Scan the entries below and extract each line with the word "type" in it.

┌──

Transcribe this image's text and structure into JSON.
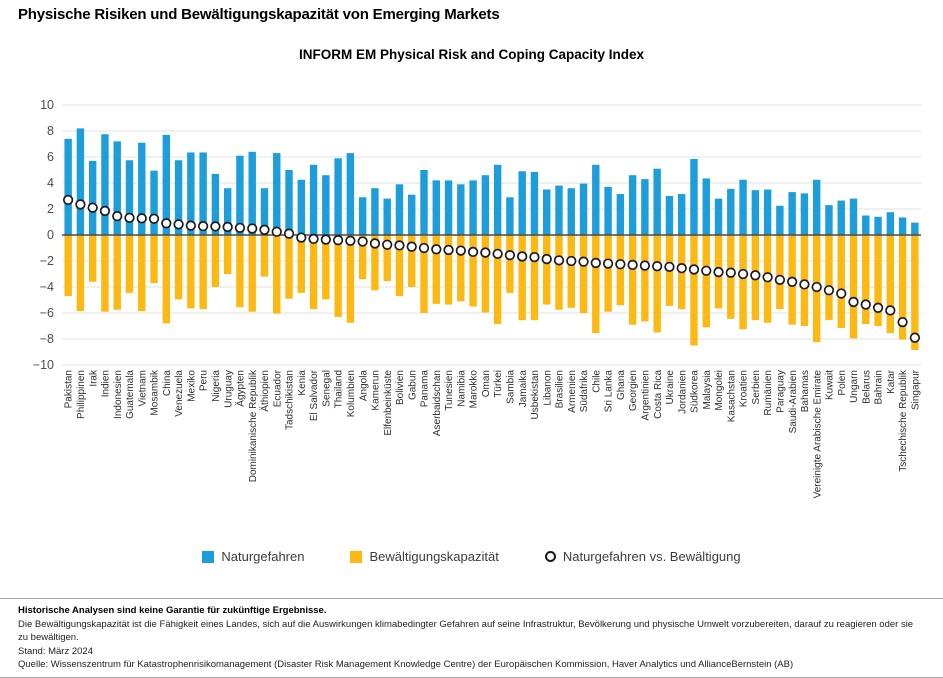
{
  "page": {
    "title": "Physische Risiken und Bewältigungskapazität von Emerging Markets"
  },
  "chart_data": {
    "type": "bar",
    "title": "INFORM EM Physical Risk and Coping Capacity Index",
    "ylim": [
      -10,
      10
    ],
    "yticks": [
      10,
      8,
      6,
      4,
      2,
      0,
      -2,
      -4,
      -6,
      -8,
      -10
    ],
    "grid": true,
    "legend_position": "bottom",
    "colors": {
      "hazard_blue": "#1d9dd9",
      "coping_yellow": "#fdb913",
      "marker_stroke": "#1a1a1a",
      "gridline": "#e0e0e0",
      "zero_line": "#4a4a4a",
      "tick_label": "#4d4d4d",
      "category_label": "#2e2e2e"
    },
    "categories": [
      "Pakistan",
      "Philippinen",
      "Irak",
      "Indien",
      "Indonesien",
      "Guatemala",
      "Vietnam",
      "Mosambik",
      "China",
      "Venezuela",
      "Mexiko",
      "Peru",
      "Nigeria",
      "Uruguay",
      "Ägypten",
      "Dominikanische Republik",
      "Äthiopien",
      "Ecuador",
      "Tadschikistan",
      "Kenia",
      "El Salvador",
      "Senegal",
      "Thailand",
      "Kolumbien",
      "Angola",
      "Kamerun",
      "Elfenbeinküste",
      "Bolivien",
      "Gabun",
      "Panama",
      "Aserbaidschan",
      "Tunesien",
      "Namibia",
      "Marokko",
      "Oman",
      "Türkei",
      "Sambia",
      "Jamaika",
      "Usbekistan",
      "Libanon",
      "Brasilien",
      "Armenien",
      "Südafrika",
      "Chile",
      "Sri Lanka",
      "Ghana",
      "Georgien",
      "Argentinien",
      "Costa Rica",
      "Ukraine",
      "Jordanien",
      "Südkorea",
      "Malaysia",
      "Mongolei",
      "Kasachstan",
      "Kroatien",
      "Serbien",
      "Rumänien",
      "Paraguay",
      "Saudi-Arabien",
      "Bahamas",
      "Vereinigte Arabische Emirate",
      "Kuwait",
      "Polen",
      "Ungarn",
      "Belarus",
      "Bahrain",
      "Katar",
      "Tschechische Republik",
      "Singapur"
    ],
    "series": [
      {
        "name": "Naturgefahren",
        "type": "bar",
        "values": [
          7.4,
          8.2,
          5.7,
          7.75,
          7.2,
          5.75,
          7.1,
          4.95,
          7.7,
          5.75,
          6.35,
          6.35,
          4.7,
          3.6,
          6.1,
          6.4,
          3.6,
          6.3,
          5.0,
          4.25,
          5.4,
          4.6,
          5.9,
          6.3,
          2.9,
          3.6,
          2.8,
          3.9,
          3.1,
          5.0,
          4.2,
          4.2,
          3.9,
          4.2,
          4.6,
          5.4,
          2.9,
          4.9,
          4.85,
          3.5,
          3.8,
          3.6,
          3.95,
          5.4,
          3.7,
          3.15,
          4.6,
          4.3,
          5.1,
          3.0,
          3.15,
          5.85,
          4.35,
          2.8,
          3.55,
          4.25,
          3.45,
          3.5,
          2.25,
          3.3,
          3.2,
          4.25,
          2.3,
          2.65,
          2.8,
          1.5,
          1.4,
          1.75,
          1.35,
          0.95
        ]
      },
      {
        "name": "Bewältigungskapazität",
        "type": "bar",
        "values": [
          -4.7,
          -5.85,
          -3.6,
          -5.9,
          -5.75,
          -4.45,
          -5.85,
          -3.7,
          -6.8,
          -4.95,
          -5.65,
          -5.7,
          -4.0,
          -3.0,
          -5.55,
          -5.9,
          -3.2,
          -6.05,
          -4.9,
          -4.45,
          -5.7,
          -4.95,
          -6.3,
          -6.75,
          -3.4,
          -4.25,
          -3.55,
          -4.7,
          -4.0,
          -6.0,
          -5.3,
          -5.35,
          -5.1,
          -5.5,
          -5.95,
          -6.85,
          -4.45,
          -6.55,
          -6.55,
          -5.35,
          -5.75,
          -5.6,
          -6.0,
          -7.55,
          -5.9,
          -5.4,
          -6.9,
          -6.65,
          -7.5,
          -5.45,
          -5.7,
          -8.5,
          -7.1,
          -5.65,
          -6.45,
          -7.25,
          -6.55,
          -6.75,
          -5.7,
          -6.9,
          -7.0,
          -8.25,
          -6.55,
          -7.15,
          -7.95,
          -6.85,
          -7.0,
          -7.55,
          -8.05,
          -8.85
        ]
      },
      {
        "name": "Naturgefahren vs. Bewältigung",
        "type": "marker",
        "values": [
          2.7,
          2.35,
          2.1,
          1.85,
          1.45,
          1.32,
          1.28,
          1.25,
          0.9,
          0.82,
          0.72,
          0.68,
          0.66,
          0.62,
          0.55,
          0.5,
          0.4,
          0.25,
          0.1,
          -0.2,
          -0.3,
          -0.35,
          -0.4,
          -0.45,
          -0.5,
          -0.65,
          -0.75,
          -0.8,
          -0.9,
          -1.0,
          -1.1,
          -1.15,
          -1.2,
          -1.3,
          -1.35,
          -1.45,
          -1.55,
          -1.65,
          -1.7,
          -1.85,
          -1.95,
          -2.0,
          -2.05,
          -2.15,
          -2.2,
          -2.25,
          -2.3,
          -2.35,
          -2.4,
          -2.45,
          -2.55,
          -2.65,
          -2.75,
          -2.85,
          -2.9,
          -3.0,
          -3.1,
          -3.25,
          -3.45,
          -3.6,
          -3.8,
          -4.0,
          -4.25,
          -4.5,
          -5.15,
          -5.35,
          -5.6,
          -5.8,
          -6.7,
          -7.9
        ]
      }
    ]
  },
  "footer": {
    "disclaimer": "Historische Analysen sind keine Garantie für zukünftige Ergebnisse.",
    "description": "Die Bewältigungskapazität ist die Fähigkeit eines Landes, sich auf die Auswirkungen klimabedingter Gefahren auf seine Infrastruktur, Bevölkerung und physische Umwelt vorzubereiten, darauf zu reagieren oder sie zu bewältigen.",
    "as_of": "Stand: März 2024",
    "source": "Quelle: Wissenszentrum für Katastrophenrisikomanagement (Disaster Risk Management Knowledge Centre) der Europäischen Kommission, Haver Analytics und AllianceBernstein (AB)"
  }
}
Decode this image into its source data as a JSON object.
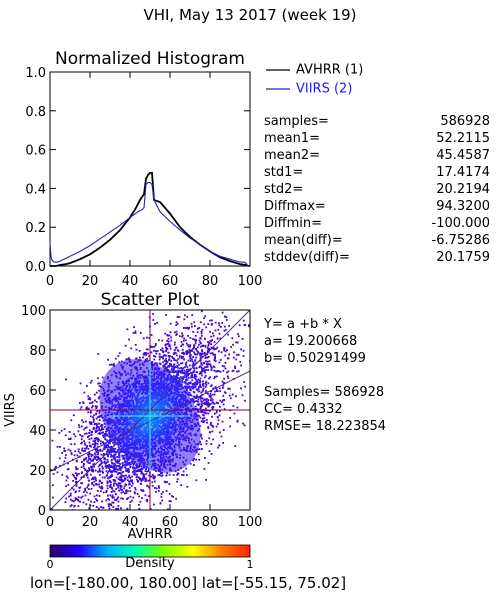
{
  "page": {
    "title": "VHI,  May 13 2017 (week 19)",
    "footer": "lon=[-180.00, 180.00] lat=[-55.15, 75.02]"
  },
  "colors": {
    "avhrr_line": "#000000",
    "viirs_line": "#2222cc",
    "frame": "#000000",
    "guide_lines": "#800040"
  },
  "chart_data": [
    {
      "type": "line",
      "title": "Normalized Histogram",
      "xlabel": "",
      "ylabel": "",
      "xlim": [
        0,
        100
      ],
      "ylim": [
        0,
        1.0
      ],
      "xticks": [
        "0",
        "20",
        "40",
        "60",
        "80",
        "100"
      ],
      "yticks": [
        "0.0",
        "0.2",
        "0.4",
        "0.6",
        "0.8",
        "1.0"
      ],
      "legend_position": "right",
      "series": [
        {
          "name": "AVHRR (1)",
          "color": "#000000",
          "x": [
            0,
            1,
            3,
            5,
            8,
            10,
            15,
            20,
            25,
            30,
            35,
            40,
            43,
            45,
            47,
            48,
            49,
            50,
            51,
            52,
            55,
            60,
            65,
            70,
            75,
            80,
            85,
            90,
            95,
            98,
            99,
            100
          ],
          "y": [
            0.0,
            0.0,
            0.0,
            0.005,
            0.01,
            0.015,
            0.035,
            0.06,
            0.095,
            0.135,
            0.185,
            0.25,
            0.3,
            0.34,
            0.37,
            0.45,
            0.47,
            0.48,
            0.48,
            0.34,
            0.33,
            0.27,
            0.2,
            0.15,
            0.11,
            0.075,
            0.045,
            0.025,
            0.01,
            0.005,
            0.0,
            0.0
          ]
        },
        {
          "name": "VIIRS (2)",
          "color": "#2222cc",
          "x": [
            0,
            0.5,
            1,
            2,
            4,
            6,
            8,
            10,
            15,
            20,
            25,
            30,
            35,
            40,
            44,
            46,
            47,
            48,
            49,
            50,
            51,
            52,
            55,
            60,
            65,
            70,
            75,
            80,
            85,
            90,
            95,
            97,
            98,
            99,
            100
          ],
          "y": [
            0.12,
            0.05,
            0.03,
            0.02,
            0.02,
            0.03,
            0.04,
            0.05,
            0.075,
            0.105,
            0.14,
            0.175,
            0.21,
            0.25,
            0.28,
            0.29,
            0.3,
            0.42,
            0.43,
            0.43,
            0.42,
            0.34,
            0.28,
            0.23,
            0.185,
            0.145,
            0.11,
            0.075,
            0.05,
            0.035,
            0.02,
            0.02,
            0.015,
            0.0,
            0.0
          ]
        }
      ]
    },
    {
      "type": "scatter",
      "title": "Scatter Plot",
      "xlabel": "AVHRR",
      "ylabel": "VIIRS",
      "xlim": [
        0,
        100
      ],
      "ylim": [
        0,
        100
      ],
      "xticks": [
        "0",
        "20",
        "40",
        "60",
        "80",
        "100"
      ],
      "yticks": [
        "0",
        "20",
        "40",
        "60",
        "80",
        "100"
      ],
      "fit_intercept": 19.200668,
      "fit_slope": 0.50291499,
      "samples": 586928,
      "cc": 0.4332,
      "rmse": 18.223854,
      "density_center": [
        50,
        47
      ],
      "guide_lines": {
        "x": 50,
        "y": 50
      }
    }
  ],
  "stats": {
    "rows": [
      {
        "label": "samples=",
        "value": "586928"
      },
      {
        "label": "mean1=",
        "value": "52.2115"
      },
      {
        "label": "mean2=",
        "value": "45.4587"
      },
      {
        "label": "std1=",
        "value": "17.4174"
      },
      {
        "label": "std2=",
        "value": "20.2194"
      },
      {
        "label": "Diffmax=",
        "value": "94.3200"
      },
      {
        "label": "Diffmin=",
        "value": "-100.000"
      },
      {
        "label": "mean(diff)=",
        "value": "-6.75286"
      },
      {
        "label": "stddev(diff)=",
        "value": "20.1759"
      }
    ]
  },
  "regression": {
    "lines": [
      "Y= a +b * X",
      "a= 19.200668",
      "b= 0.50291499",
      "",
      "Samples= 586928",
      "CC=  0.4332",
      "RMSE= 18.223854"
    ]
  },
  "colorbar": {
    "label": "Density",
    "min_label": "0",
    "max_label": "1",
    "stops": [
      "#30006a",
      "#2000ff",
      "#00b0ff",
      "#00ffb0",
      "#80ff00",
      "#ffff00",
      "#ff8000",
      "#ff2000"
    ]
  }
}
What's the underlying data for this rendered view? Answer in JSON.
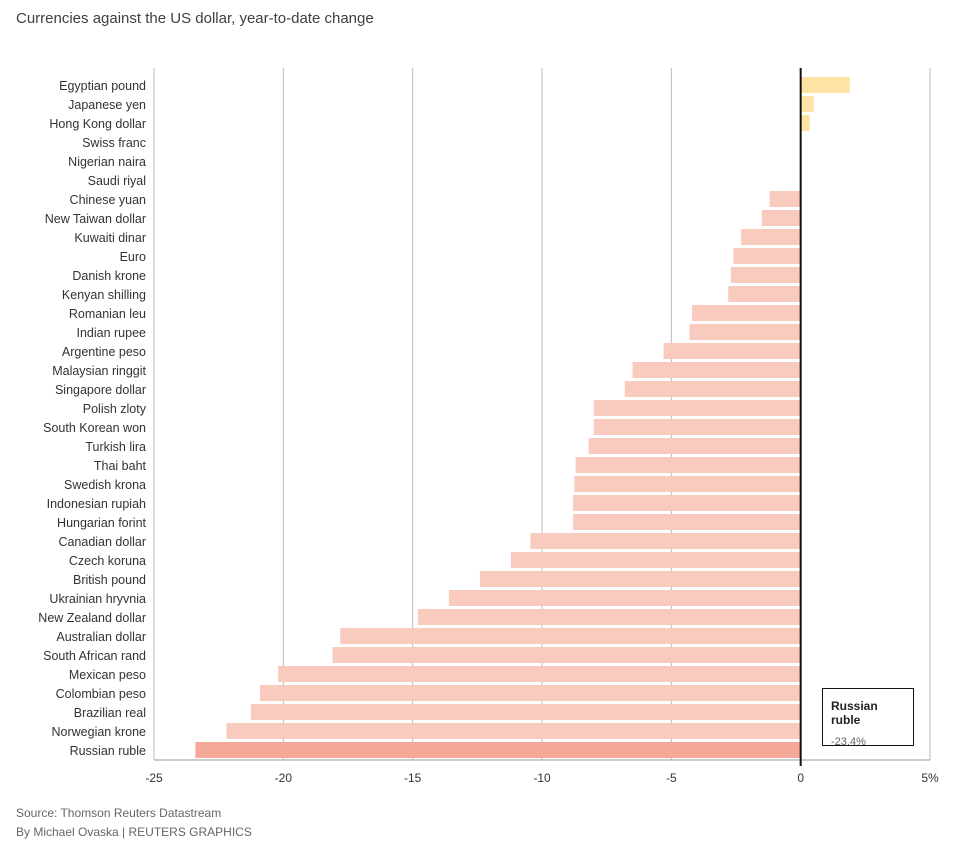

└──

**OUTPUT OF THE EXERCISE**
    "type": "bar",
        "type": "bar",
        "type": "bar",
        "type": "marker",
      "type": "line",
      "type": "scatter",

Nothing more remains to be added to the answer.